Wherever the word "Środowiska" turns up in a line of the entries, copy that line.
--------------------------------------------------
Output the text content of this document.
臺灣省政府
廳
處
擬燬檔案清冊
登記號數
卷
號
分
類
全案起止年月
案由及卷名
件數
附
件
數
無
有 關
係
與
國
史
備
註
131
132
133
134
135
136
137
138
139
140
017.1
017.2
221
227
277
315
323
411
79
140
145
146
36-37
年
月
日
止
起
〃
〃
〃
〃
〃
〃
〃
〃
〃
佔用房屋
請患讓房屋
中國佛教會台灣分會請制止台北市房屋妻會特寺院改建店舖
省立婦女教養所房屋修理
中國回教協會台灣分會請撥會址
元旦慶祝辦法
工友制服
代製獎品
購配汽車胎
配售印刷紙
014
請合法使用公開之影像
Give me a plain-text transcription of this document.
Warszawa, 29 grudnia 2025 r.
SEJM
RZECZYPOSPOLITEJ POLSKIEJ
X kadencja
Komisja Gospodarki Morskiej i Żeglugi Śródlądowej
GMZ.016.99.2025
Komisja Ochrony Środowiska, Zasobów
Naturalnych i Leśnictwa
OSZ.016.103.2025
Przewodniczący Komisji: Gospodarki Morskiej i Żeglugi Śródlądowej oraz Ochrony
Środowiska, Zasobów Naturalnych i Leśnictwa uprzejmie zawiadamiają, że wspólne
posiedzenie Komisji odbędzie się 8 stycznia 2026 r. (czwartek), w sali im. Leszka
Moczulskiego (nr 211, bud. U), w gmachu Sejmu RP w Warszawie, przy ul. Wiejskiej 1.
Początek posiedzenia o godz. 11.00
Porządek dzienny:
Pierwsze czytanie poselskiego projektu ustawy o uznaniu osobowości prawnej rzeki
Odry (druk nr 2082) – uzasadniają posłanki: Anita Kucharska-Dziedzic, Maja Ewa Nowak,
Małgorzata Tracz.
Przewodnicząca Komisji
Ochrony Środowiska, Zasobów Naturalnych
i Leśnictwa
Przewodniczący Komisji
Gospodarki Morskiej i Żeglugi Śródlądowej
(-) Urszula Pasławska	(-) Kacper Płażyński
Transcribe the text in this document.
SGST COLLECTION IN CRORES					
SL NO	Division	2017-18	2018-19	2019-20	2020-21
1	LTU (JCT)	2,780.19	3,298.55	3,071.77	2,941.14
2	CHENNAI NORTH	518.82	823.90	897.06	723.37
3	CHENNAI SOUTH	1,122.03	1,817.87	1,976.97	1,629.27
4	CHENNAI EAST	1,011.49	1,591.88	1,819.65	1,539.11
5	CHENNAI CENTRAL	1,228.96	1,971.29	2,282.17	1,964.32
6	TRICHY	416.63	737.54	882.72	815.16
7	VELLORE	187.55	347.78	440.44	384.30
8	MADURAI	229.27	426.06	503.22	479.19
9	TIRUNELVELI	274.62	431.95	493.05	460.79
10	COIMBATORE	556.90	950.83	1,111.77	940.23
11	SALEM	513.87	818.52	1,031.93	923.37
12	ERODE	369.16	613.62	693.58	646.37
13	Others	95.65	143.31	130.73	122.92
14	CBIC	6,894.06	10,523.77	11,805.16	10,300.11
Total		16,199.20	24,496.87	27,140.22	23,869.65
--------------------------------------------------
(SOLUTION FOR THIS TASK):
Komisja Ochrony Środowiska, Zasobów
Środowiska, Zasobów Naturalnych i Leśnictwa uprzejmie zawiadamiają, że wspólne
Ochrony Środowiska, Zasobów Naturalnych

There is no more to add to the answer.